Every line that holds "RUNNING" should be shown.

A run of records
• • • • • • •
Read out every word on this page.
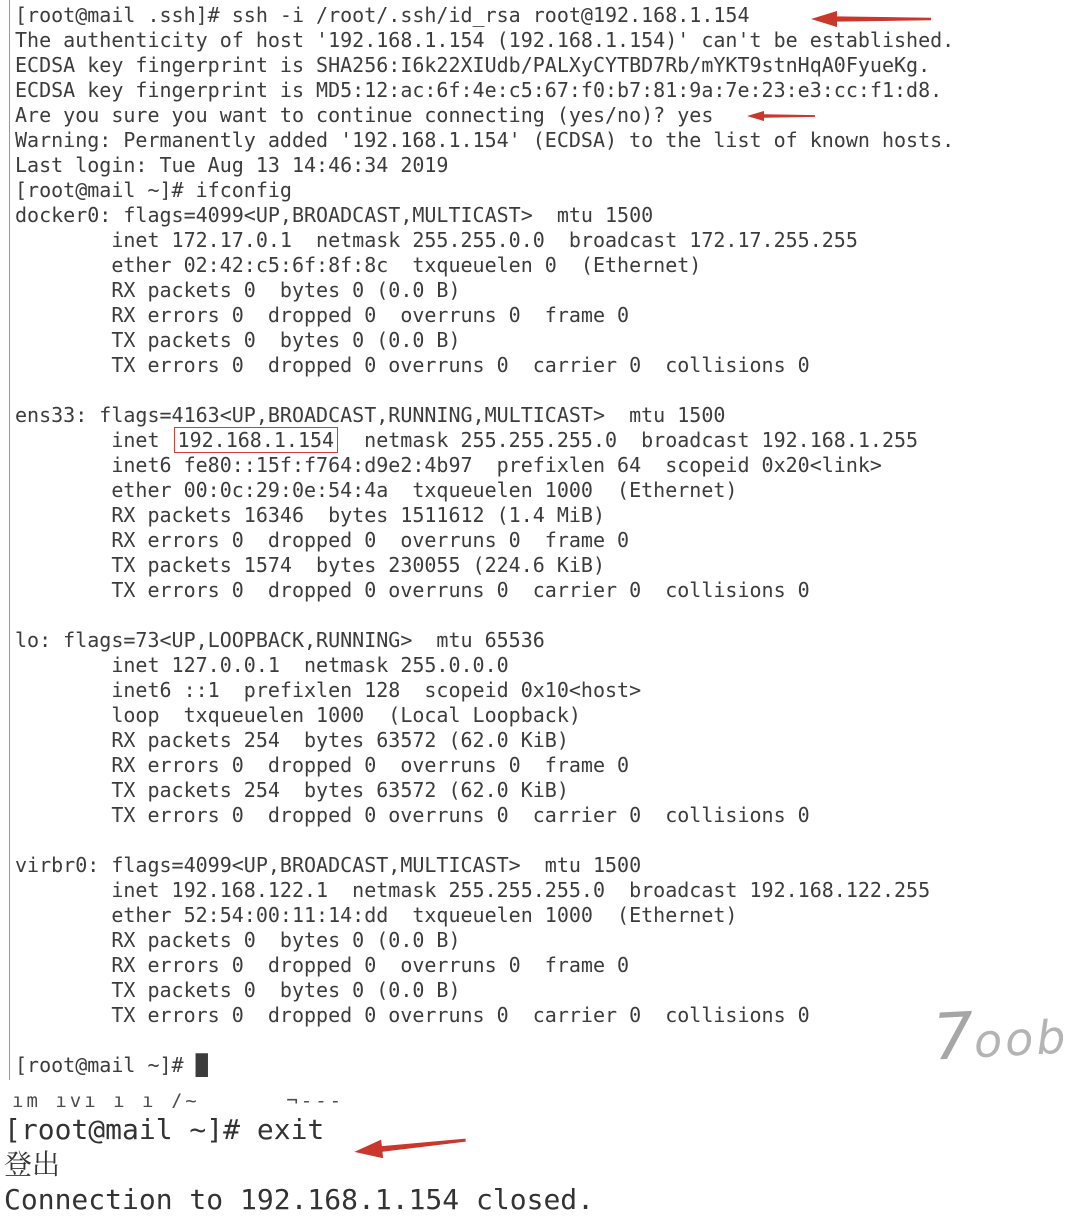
[root@mail .ssh]# ssh -i /root/.ssh/id_rsa root@192.168.1.154
The authenticity of host '192.168.1.154 (192.168.1.154)' can't be established.
ECDSA key fingerprint is SHA256:I6k22XIUdb/PALXyCYTBD7Rb/mYKT9stnHqA0FyueKg.
ECDSA key fingerprint is MD5:12:ac:6f:4e:c5:67:f0:b7:81:9a:7e:23:e3:cc:f1:d8.
Are you sure you want to continue connecting (yes/no)? yes
Warning: Permanently added '192.168.1.154' (ECDSA) to the list of known hosts.
Last login: Tue Aug 13 14:46:34 2019
[root@mail ~]# ifconfig
docker0: flags=4099<UP,BROADCAST,MULTICAST>  mtu 1500
inet 172.17.0.1  netmask 255.255.0.0  broadcast 172.17.255.255
ether 02:42:c5:6f:8f:8c  txqueuelen 0  (Ethernet)
RX packets 0  bytes 0 (0.0 B)
RX errors 0  dropped 0  overruns 0  frame 0
TX packets 0  bytes 0 (0.0 B)
TX errors 0  dropped 0 overruns 0  carrier 0  collisions 0

ens33: flags=4163<UP,BROADCAST,RUNNING,MULTICAST>  mtu 1500
inet 192.168.1.154  netmask 255.255.255.0  broadcast 192.168.1.255
inet6 fe80::15f:f764:d9e2:4b97  prefixlen 64  scopeid 0x20<link>
ether 00:0c:29:0e:54:4a  txqueuelen 1000  (Ethernet)
RX packets 16346  bytes 1511612 (1.4 MiB)
RX errors 0  dropped 0  overruns 0  frame 0
TX packets 1574  bytes 230055 (224.6 KiB)
TX errors 0  dropped 0 overruns 0  carrier 0  collisions 0

lo: flags=73<UP,LOOPBACK,RUNNING>  mtu 65536
inet 127.0.0.1  netmask 255.0.0.0
inet6 ::1  prefixlen 128  scopeid 0x10<host>
loop  txqueuelen 1000  (Local Loopback)
RX packets 254  bytes 63572 (62.0 KiB)
RX errors 0  dropped 0  overruns 0  frame 0
TX packets 254  bytes 63572 (62.0 KiB)
TX errors 0  dropped 0 overruns 0  carrier 0  collisions 0

virbr0: flags=4099<UP,BROADCAST,MULTICAST>  mtu 1500
inet 192.168.122.1  netmask 255.255.255.0  broadcast 192.168.122.255
ether 52:54:00:11:14:dd  txqueuelen 1000  (Ethernet)
RX packets 0  bytes 0 (0.0 B)
RX errors 0  dropped 0  overruns 0  frame 0
TX packets 0  bytes 0 (0.0 B)
TX errors 0  dropped 0 overruns 0  carrier 0  collisions 0

[root@mail ~]# █
ım ıvı ı ı /~      ¬---
[root@mail ~]# exit
登出
Connection to 192.168.1.154 closed.
7oob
• • • • • • •
## RESULT OF THE EXERCISE
ens33: flags=4163<UP,BROADCAST,RUNNING,MULTICAST>  mtu 1500
lo: flags=73<UP,LOOPBACK,RUNNING>  mtu 65536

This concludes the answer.